_Goal of the exercise_
For each line of the data below that holds "temando", copy the line.

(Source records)

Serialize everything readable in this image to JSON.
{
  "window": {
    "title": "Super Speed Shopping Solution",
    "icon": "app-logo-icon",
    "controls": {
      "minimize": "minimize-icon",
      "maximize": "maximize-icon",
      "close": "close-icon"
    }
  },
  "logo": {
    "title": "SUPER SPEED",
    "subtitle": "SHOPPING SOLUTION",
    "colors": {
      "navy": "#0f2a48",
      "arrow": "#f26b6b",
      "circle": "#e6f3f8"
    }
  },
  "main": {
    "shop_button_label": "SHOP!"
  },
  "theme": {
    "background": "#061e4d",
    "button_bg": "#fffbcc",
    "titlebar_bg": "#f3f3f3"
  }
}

---

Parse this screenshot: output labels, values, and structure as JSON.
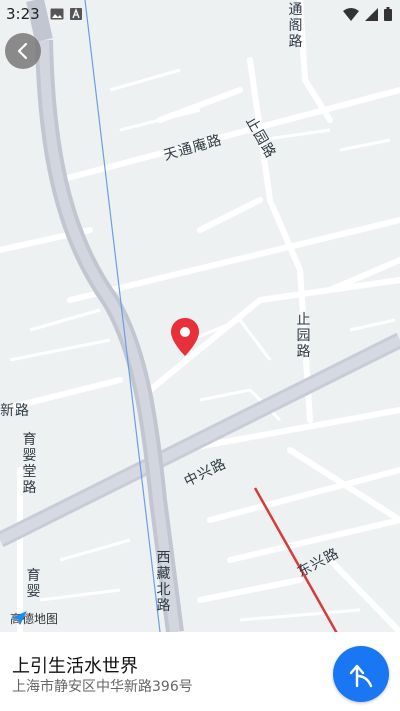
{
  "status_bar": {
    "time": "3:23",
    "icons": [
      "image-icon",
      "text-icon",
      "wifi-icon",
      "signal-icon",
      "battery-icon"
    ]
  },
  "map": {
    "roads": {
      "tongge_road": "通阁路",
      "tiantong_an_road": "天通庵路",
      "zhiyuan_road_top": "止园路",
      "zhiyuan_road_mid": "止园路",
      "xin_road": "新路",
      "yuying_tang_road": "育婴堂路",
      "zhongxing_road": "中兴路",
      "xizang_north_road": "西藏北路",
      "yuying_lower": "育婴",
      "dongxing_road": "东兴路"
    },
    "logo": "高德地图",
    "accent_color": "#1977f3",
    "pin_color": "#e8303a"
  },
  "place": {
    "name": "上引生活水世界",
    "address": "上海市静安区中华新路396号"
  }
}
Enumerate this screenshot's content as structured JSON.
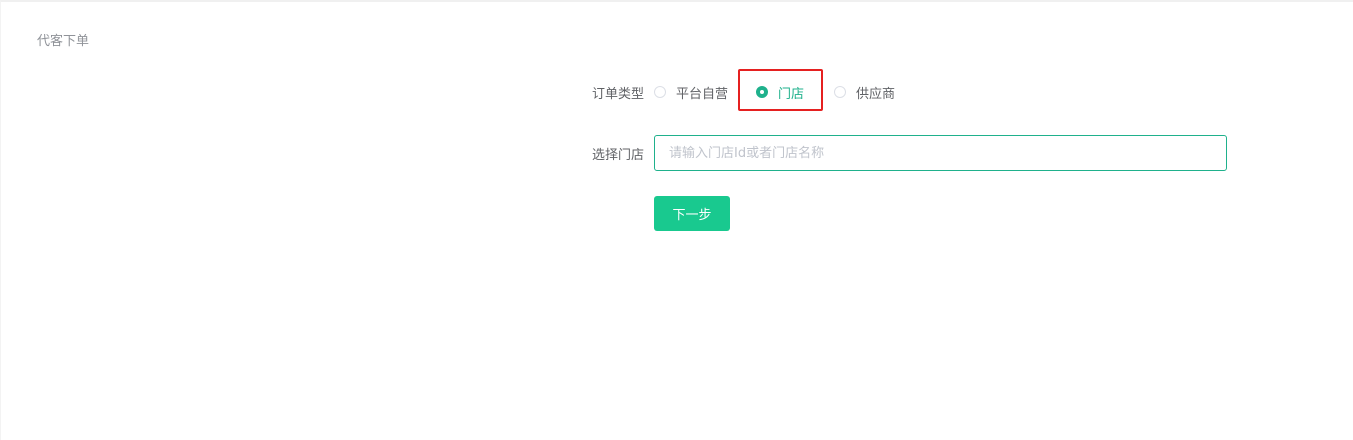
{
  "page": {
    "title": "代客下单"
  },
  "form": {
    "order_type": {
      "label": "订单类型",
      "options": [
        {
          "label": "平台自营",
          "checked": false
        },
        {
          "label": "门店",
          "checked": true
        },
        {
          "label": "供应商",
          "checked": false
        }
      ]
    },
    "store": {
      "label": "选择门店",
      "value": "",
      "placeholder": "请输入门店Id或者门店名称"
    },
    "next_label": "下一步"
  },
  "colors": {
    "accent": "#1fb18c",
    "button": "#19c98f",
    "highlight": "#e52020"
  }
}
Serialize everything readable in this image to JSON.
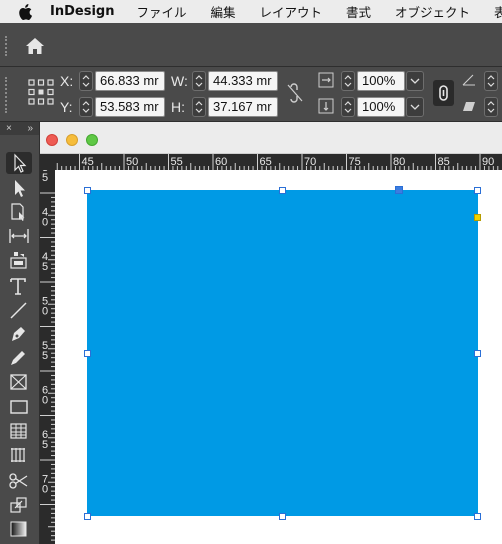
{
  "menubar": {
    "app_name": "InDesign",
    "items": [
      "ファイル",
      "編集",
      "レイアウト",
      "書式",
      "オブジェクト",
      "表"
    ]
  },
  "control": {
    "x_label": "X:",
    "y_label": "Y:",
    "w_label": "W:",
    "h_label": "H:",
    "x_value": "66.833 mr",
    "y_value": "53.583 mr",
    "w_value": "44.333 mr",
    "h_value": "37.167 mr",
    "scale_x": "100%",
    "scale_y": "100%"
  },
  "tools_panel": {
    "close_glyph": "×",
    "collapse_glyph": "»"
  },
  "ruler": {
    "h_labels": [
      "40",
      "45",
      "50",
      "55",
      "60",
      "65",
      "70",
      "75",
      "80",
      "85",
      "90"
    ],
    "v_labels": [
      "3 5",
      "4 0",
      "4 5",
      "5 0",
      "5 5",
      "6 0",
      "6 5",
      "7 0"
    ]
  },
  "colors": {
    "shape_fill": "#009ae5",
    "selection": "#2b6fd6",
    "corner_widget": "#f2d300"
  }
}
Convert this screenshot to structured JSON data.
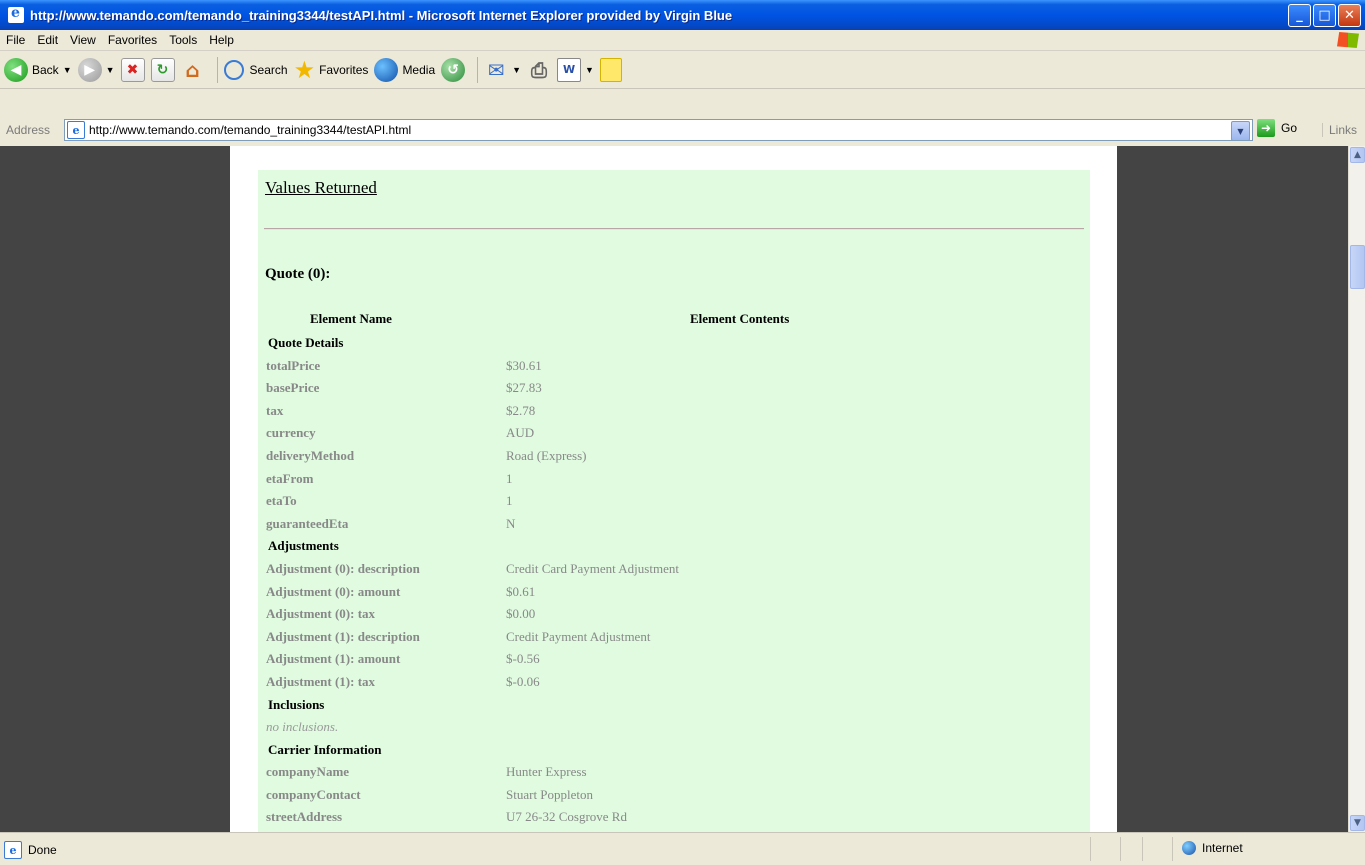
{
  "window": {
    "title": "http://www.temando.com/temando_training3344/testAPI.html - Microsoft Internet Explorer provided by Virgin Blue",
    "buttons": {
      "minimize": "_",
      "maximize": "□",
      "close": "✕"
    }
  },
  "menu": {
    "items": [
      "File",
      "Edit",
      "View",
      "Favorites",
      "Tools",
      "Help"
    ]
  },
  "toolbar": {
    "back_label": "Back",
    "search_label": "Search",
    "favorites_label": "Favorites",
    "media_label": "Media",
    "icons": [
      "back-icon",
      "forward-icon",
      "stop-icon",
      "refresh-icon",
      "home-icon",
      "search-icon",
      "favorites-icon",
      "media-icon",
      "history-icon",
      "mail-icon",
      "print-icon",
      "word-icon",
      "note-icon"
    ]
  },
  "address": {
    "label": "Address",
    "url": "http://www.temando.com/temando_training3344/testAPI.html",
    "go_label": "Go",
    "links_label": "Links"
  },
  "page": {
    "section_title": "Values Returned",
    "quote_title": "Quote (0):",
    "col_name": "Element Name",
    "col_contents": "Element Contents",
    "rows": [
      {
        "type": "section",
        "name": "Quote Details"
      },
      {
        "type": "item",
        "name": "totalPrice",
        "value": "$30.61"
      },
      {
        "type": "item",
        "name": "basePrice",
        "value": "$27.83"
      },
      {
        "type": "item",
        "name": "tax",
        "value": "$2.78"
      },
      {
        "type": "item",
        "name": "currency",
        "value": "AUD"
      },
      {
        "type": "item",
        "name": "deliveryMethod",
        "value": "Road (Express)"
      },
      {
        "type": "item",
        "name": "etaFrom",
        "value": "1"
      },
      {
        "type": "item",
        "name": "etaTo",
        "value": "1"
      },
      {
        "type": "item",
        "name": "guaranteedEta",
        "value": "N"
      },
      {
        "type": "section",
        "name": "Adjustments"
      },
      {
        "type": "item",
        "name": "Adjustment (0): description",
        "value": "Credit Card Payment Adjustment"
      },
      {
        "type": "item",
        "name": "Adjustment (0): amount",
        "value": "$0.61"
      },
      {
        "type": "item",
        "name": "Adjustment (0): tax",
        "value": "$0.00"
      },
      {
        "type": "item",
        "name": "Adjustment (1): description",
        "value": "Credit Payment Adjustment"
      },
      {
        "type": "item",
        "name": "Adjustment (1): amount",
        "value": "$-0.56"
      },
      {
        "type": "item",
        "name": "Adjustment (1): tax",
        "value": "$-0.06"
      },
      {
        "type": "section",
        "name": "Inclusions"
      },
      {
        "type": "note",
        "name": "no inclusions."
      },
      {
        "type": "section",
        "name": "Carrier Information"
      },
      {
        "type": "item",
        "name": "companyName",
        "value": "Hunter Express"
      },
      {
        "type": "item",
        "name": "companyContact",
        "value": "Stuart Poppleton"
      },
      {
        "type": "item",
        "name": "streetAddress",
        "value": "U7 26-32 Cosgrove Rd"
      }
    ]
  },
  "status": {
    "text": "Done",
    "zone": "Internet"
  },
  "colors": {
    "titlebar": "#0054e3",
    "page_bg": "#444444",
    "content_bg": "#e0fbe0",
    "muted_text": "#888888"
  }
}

_Exercise response_
    "title": "http://www.temando.com/temando_training3344/testAPI.html - Microsoft Internet Explorer provided by Virgin Blue",
    "url": "http://www.temando.com/temando_training3344/testAPI.html",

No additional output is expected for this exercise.